=== What is required ===
Omit every image, and transcribe the remaining entries exactly as given.

▼

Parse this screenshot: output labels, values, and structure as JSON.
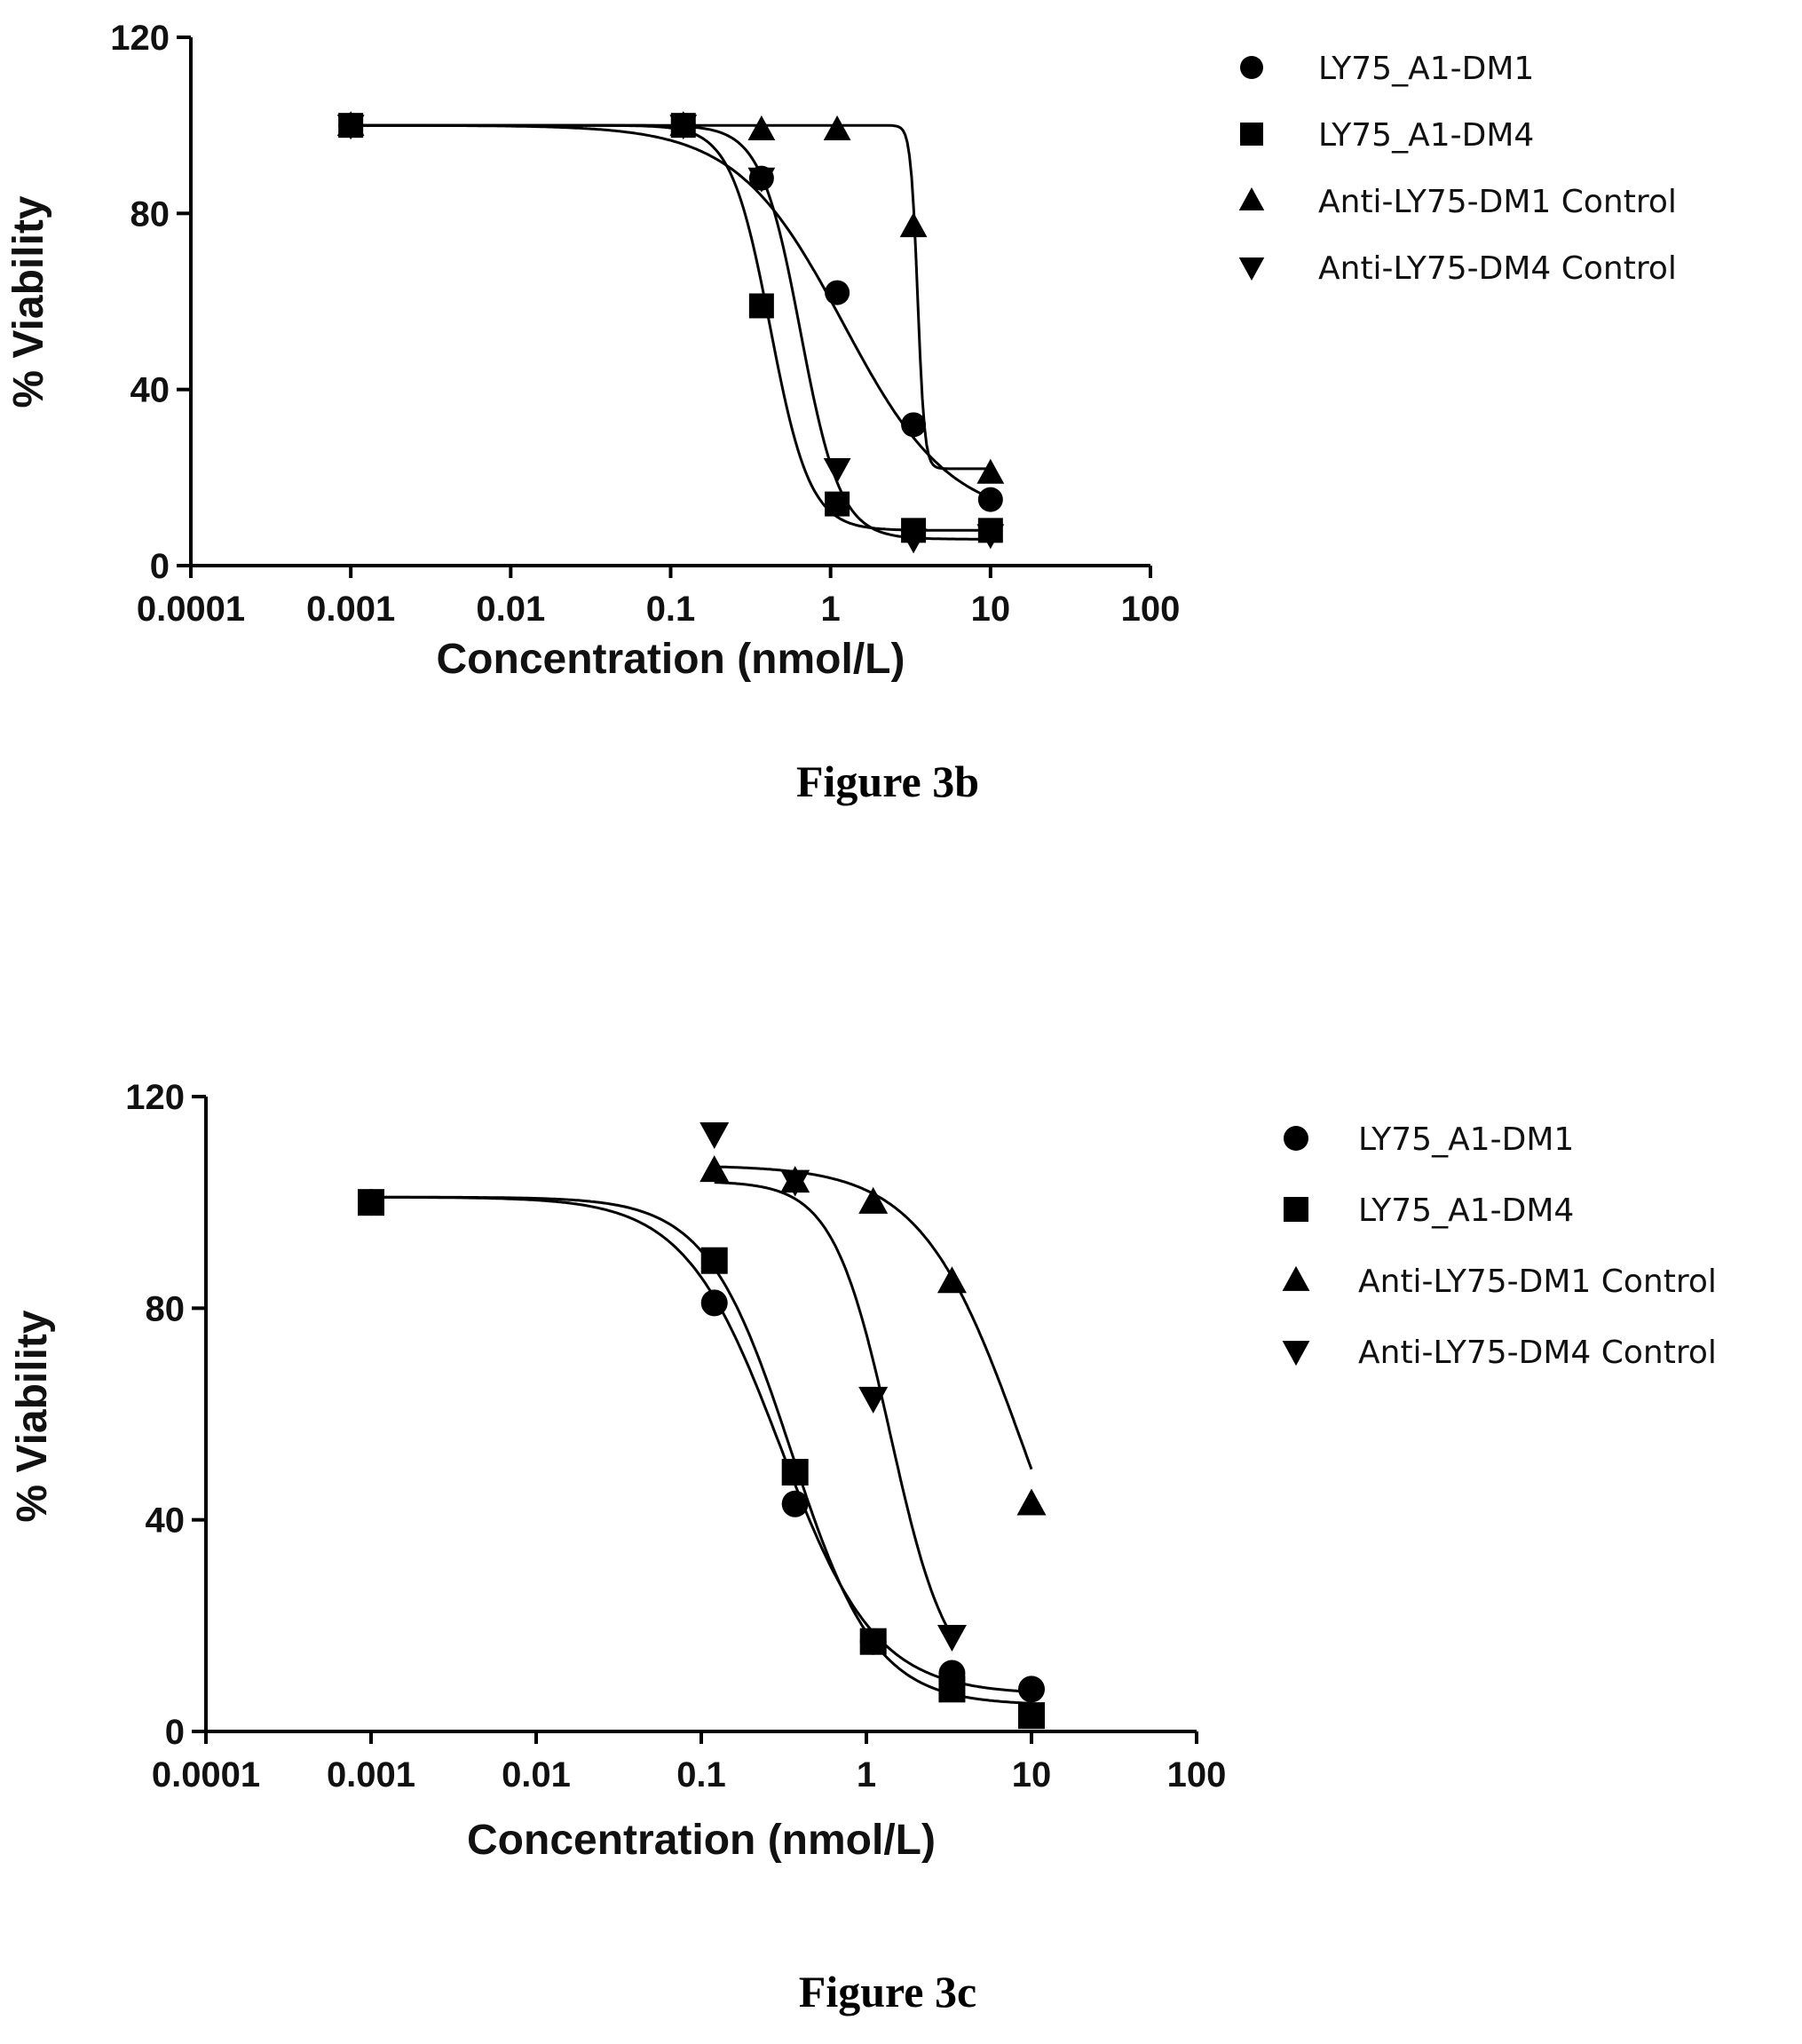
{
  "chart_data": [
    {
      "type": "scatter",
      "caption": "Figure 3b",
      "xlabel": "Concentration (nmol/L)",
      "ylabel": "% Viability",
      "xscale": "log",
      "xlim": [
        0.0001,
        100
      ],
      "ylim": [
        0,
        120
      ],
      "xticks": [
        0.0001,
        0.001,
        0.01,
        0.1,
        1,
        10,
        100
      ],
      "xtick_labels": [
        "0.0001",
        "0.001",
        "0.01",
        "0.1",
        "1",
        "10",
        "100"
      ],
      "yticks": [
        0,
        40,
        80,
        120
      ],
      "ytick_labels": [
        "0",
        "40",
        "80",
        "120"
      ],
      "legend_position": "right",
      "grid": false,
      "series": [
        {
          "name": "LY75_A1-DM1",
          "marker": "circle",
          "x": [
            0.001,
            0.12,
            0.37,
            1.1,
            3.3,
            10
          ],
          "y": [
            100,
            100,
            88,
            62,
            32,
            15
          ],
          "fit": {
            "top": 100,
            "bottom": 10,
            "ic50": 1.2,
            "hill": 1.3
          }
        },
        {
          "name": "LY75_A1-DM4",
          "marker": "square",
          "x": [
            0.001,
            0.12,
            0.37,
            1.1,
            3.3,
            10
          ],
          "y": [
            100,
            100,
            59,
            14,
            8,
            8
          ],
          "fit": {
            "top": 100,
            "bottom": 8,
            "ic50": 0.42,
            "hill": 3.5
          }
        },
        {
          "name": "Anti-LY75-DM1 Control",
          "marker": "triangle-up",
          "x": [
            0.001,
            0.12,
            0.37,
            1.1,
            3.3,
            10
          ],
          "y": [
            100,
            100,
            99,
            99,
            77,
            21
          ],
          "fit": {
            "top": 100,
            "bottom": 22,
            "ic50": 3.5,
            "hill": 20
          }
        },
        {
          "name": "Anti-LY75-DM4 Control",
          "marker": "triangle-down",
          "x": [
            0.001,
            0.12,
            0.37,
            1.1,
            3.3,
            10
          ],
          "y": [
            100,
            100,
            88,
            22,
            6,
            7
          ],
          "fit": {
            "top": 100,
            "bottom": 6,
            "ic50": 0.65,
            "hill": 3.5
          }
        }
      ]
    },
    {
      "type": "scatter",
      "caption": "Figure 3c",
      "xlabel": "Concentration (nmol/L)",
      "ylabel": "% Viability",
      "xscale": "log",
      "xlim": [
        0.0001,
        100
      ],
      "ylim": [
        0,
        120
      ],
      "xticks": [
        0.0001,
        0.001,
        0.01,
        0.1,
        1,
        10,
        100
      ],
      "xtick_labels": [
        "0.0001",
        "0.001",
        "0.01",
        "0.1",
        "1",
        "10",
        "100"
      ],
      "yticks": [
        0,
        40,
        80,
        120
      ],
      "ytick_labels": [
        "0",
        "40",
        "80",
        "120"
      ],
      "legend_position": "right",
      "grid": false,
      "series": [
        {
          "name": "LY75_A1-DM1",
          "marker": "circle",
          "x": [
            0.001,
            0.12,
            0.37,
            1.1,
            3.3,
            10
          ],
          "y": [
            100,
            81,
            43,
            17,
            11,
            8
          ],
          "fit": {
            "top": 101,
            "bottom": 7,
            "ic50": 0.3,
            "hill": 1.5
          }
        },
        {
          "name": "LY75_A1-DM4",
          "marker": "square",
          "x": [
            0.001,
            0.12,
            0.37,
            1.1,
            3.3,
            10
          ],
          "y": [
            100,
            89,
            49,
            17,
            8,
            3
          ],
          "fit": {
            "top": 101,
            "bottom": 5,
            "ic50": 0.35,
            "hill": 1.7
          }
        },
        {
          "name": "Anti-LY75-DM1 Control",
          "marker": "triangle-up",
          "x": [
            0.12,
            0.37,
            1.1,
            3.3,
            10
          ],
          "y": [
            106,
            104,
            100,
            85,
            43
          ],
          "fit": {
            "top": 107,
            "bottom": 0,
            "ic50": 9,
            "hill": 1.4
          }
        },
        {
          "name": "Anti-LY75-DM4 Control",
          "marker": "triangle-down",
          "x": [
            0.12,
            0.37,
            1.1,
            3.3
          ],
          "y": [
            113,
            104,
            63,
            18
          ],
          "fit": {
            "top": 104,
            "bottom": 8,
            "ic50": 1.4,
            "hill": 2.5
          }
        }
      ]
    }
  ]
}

▲

=== The response ===
Parse this screenshot: output labels, values, and structure as JSON.
{
  "chart_data": [
    {
      "type": "scatter",
      "caption": "Figure 3b",
      "xlabel": "Concentration (nmol/L)",
      "ylabel": "% Viability",
      "xscale": "log",
      "xlim": [
        0.0001,
        100
      ],
      "ylim": [
        0,
        120
      ],
      "xticks": [
        0.0001,
        0.001,
        0.01,
        0.1,
        1,
        10,
        100
      ],
      "xtick_labels": [
        "0.0001",
        "0.001",
        "0.01",
        "0.1",
        "1",
        "10",
        "100"
      ],
      "yticks": [
        0,
        40,
        80,
        120
      ],
      "ytick_labels": [
        "0",
        "40",
        "80",
        "120"
      ],
      "legend_position": "right",
      "grid": false,
      "series": [
        {
          "name": "LY75_A1-DM1",
          "marker": "circle",
          "x": [
            0.001,
            0.12,
            0.37,
            1.1,
            3.3,
            10
          ],
          "y": [
            100,
            100,
            88,
            62,
            32,
            15
          ],
          "fit": {
            "top": 100,
            "bottom": 10,
            "ic50": 1.2,
            "hill": 1.3
          }
        },
        {
          "name": "LY75_A1-DM4",
          "marker": "square",
          "x": [
            0.001,
            0.12,
            0.37,
            1.1,
            3.3,
            10
          ],
          "y": [
            100,
            100,
            59,
            14,
            8,
            8
          ],
          "fit": {
            "top": 100,
            "bottom": 8,
            "ic50": 0.42,
            "hill": 3.5
          }
        },
        {
          "name": "Anti-LY75-DM1 Control",
          "marker": "triangle-up",
          "x": [
            0.001,
            0.12,
            0.37,
            1.1,
            3.3,
            10
          ],
          "y": [
            100,
            100,
            99,
            99,
            77,
            21
          ],
          "fit": {
            "top": 100,
            "bottom": 22,
            "ic50": 3.5,
            "hill": 20
          }
        },
        {
          "name": "Anti-LY75-DM4 Control",
          "marker": "triangle-down",
          "x": [
            0.001,
            0.12,
            0.37,
            1.1,
            3.3,
            10
          ],
          "y": [
            100,
            100,
            88,
            22,
            6,
            7
          ],
          "fit": {
            "top": 100,
            "bottom": 6,
            "ic50": 0.65,
            "hill": 3.5
          }
        }
      ]
    },
    {
      "type": "scatter",
      "caption": "Figure 3c",
      "xlabel": "Concentration (nmol/L)",
      "ylabel": "% Viability",
      "xscale": "log",
      "xlim": [
        0.0001,
        100
      ],
      "ylim": [
        0,
        120
      ],
      "xticks": [
        0.0001,
        0.001,
        0.01,
        0.1,
        1,
        10,
        100
      ],
      "xtick_labels": [
        "0.0001",
        "0.001",
        "0.01",
        "0.1",
        "1",
        "10",
        "100"
      ],
      "yticks": [
        0,
        40,
        80,
        120
      ],
      "ytick_labels": [
        "0",
        "40",
        "80",
        "120"
      ],
      "legend_position": "right",
      "grid": false,
      "series": [
        {
          "name": "LY75_A1-DM1",
          "marker": "circle",
          "x": [
            0.001,
            0.12,
            0.37,
            1.1,
            3.3,
            10
          ],
          "y": [
            100,
            81,
            43,
            17,
            11,
            8
          ],
          "fit": {
            "top": 101,
            "bottom": 7,
            "ic50": 0.3,
            "hill": 1.5
          }
        },
        {
          "name": "LY75_A1-DM4",
          "marker": "square",
          "x": [
            0.001,
            0.12,
            0.37,
            1.1,
            3.3,
            10
          ],
          "y": [
            100,
            89,
            49,
            17,
            8,
            3
          ],
          "fit": {
            "top": 101,
            "bottom": 5,
            "ic50": 0.35,
            "hill": 1.7
          }
        },
        {
          "name": "Anti-LY75-DM1 Control",
          "marker": "triangle-up",
          "x": [
            0.12,
            0.37,
            1.1,
            3.3,
            10
          ],
          "y": [
            106,
            104,
            100,
            85,
            43
          ],
          "fit": {
            "top": 107,
            "bottom": 0,
            "ic50": 9,
            "hill": 1.4
          }
        },
        {
          "name": "Anti-LY75-DM4 Control",
          "marker": "triangle-down",
          "x": [
            0.12,
            0.37,
            1.1,
            3.3
          ],
          "y": [
            113,
            104,
            63,
            18
          ],
          "fit": {
            "top": 104,
            "bottom": 8,
            "ic50": 1.4,
            "hill": 2.5
          }
        }
      ]
    }
  ]
}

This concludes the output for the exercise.